# TASK TO CARRY OUT
Repeat every line below exactly as it reads.

# RECORDS SHOWN
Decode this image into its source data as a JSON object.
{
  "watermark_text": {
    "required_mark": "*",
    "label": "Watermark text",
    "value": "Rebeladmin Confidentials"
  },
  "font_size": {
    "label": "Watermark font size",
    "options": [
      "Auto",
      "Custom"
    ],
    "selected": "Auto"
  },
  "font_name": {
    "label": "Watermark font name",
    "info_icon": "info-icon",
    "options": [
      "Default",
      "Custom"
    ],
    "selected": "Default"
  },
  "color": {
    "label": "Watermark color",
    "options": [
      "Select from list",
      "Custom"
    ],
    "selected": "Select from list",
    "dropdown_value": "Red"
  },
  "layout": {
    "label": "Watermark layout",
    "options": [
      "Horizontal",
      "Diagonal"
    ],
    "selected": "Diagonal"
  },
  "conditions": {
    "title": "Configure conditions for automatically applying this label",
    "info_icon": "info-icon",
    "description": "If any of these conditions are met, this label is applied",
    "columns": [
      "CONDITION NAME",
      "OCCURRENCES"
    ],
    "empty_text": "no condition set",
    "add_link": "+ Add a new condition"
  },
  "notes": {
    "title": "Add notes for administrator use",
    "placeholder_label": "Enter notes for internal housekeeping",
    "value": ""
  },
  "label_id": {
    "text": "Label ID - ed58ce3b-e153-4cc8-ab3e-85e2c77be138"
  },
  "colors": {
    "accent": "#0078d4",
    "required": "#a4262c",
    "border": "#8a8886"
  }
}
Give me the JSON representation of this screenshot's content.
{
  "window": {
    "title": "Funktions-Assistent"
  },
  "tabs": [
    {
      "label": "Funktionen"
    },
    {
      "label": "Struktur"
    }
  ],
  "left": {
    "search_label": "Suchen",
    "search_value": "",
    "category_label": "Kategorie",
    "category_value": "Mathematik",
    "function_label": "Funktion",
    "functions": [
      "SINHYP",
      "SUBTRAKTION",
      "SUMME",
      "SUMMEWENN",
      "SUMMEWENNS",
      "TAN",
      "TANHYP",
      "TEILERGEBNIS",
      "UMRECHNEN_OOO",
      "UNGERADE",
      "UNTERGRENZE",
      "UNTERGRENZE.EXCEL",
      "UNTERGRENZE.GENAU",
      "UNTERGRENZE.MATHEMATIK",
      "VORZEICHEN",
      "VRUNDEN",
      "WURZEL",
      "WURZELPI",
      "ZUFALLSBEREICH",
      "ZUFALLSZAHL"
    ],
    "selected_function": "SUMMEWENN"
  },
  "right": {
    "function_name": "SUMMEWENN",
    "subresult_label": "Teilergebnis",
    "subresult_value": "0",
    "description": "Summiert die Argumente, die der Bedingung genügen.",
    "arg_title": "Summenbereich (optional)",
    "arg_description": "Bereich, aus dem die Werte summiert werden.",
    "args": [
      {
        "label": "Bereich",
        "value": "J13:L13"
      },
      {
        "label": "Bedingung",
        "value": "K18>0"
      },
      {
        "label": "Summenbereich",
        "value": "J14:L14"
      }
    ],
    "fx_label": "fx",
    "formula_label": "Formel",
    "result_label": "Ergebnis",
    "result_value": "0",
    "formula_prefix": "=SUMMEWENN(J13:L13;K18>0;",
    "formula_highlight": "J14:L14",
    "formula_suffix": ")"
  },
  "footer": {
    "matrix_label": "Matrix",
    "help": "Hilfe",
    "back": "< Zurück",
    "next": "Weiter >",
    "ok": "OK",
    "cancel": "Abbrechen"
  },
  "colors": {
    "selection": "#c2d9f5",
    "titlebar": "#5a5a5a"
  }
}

# EXERCISE SOLUTION
Decode this image into its source data as a JSON object.
{
  "watermark_text": {
    "required_mark": "*",
    "label": "Watermark text",
    "value": "Rebeladmin Confidentials"
  },
  "font_size": {
    "label": "Watermark font size",
    "options": [
      "Auto",
      "Custom"
    ],
    "selected": "Auto"
  },
  "font_name": {
    "label": "Watermark font name",
    "info_icon": "info-icon",
    "options": [
      "Default",
      "Custom"
    ],
    "selected": "Default"
  },
  "color": {
    "label": "Watermark color",
    "options": [
      "Select from list",
      "Custom"
    ],
    "selected": "Select from list",
    "dropdown_value": "Red"
  },
  "layout": {
    "label": "Watermark layout",
    "options": [
      "Horizontal",
      "Diagonal"
    ],
    "selected": "Diagonal"
  },
  "conditions": {
    "title": "Configure conditions for automatically applying this label",
    "info_icon": "info-icon",
    "description": "If any of these conditions are met, this label is applied",
    "columns": [
      "CONDITION NAME",
      "OCCURRENCES"
    ],
    "empty_text": "no condition set",
    "add_link": "+ Add a new condition"
  },
  "notes": {
    "title": "Add notes for administrator use",
    "placeholder_label": "Enter notes for internal housekeeping",
    "value": ""
  },
  "label_id": {
    "text": "Label ID - ed58ce3b-e153-4cc8-ab3e-85e2c77be138"
  },
  "colors": {
    "accent": "#0078d4",
    "required": "#a4262c",
    "border": "#8a8886"
  }
}
Give me the JSON representation of this screenshot's content.
{
  "window": {
    "title": "Funktions-Assistent"
  },
  "tabs": [
    {
      "label": "Funktionen"
    },
    {
      "label": "Struktur"
    }
  ],
  "left": {
    "search_label": "Suchen",
    "search_value": "",
    "category_label": "Kategorie",
    "category_value": "Mathematik",
    "function_label": "Funktion",
    "functions": [
      "SINHYP",
      "SUBTRAKTION",
      "SUMME",
      "SUMMEWENN",
      "SUMMEWENNS",
      "TAN",
      "TANHYP",
      "TEILERGEBNIS",
      "UMRECHNEN_OOO",
      "UNGERADE",
      "UNTERGRENZE",
      "UNTERGRENZE.EXCEL",
      "UNTERGRENZE.GENAU",
      "UNTERGRENZE.MATHEMATIK",
      "VORZEICHEN",
      "VRUNDEN",
      "WURZEL",
      "WURZELPI",
      "ZUFALLSBEREICH",
      "ZUFALLSZAHL"
    ],
    "selected_function": "SUMMEWENN"
  },
  "right": {
    "function_name": "SUMMEWENN",
    "subresult_label": "Teilergebnis",
    "subresult_value": "0",
    "description": "Summiert die Argumente, die der Bedingung genügen.",
    "arg_title": "Summenbereich (optional)",
    "arg_description": "Bereich, aus dem die Werte summiert werden.",
    "args": [
      {
        "label": "Bereich",
        "value": "J13:L13"
      },
      {
        "label": "Bedingung",
        "value": "K18>0"
      },
      {
        "label": "Summenbereich",
        "value": "J14:L14"
      }
    ],
    "fx_label": "fx",
    "formula_label": "Formel",
    "result_label": "Ergebnis",
    "result_value": "0",
    "formula_prefix": "=SUMMEWENN(J13:L13;K18>0;",
    "formula_highlight": "J14:L14",
    "formula_suffix": ")"
  },
  "footer": {
    "matrix_label": "Matrix",
    "help": "Hilfe",
    "back": "< Zurück",
    "next": "Weiter >",
    "ok": "OK",
    "cancel": "Abbrechen"
  },
  "colors": {
    "selection": "#c2d9f5",
    "titlebar": "#5a5a5a"
  }
}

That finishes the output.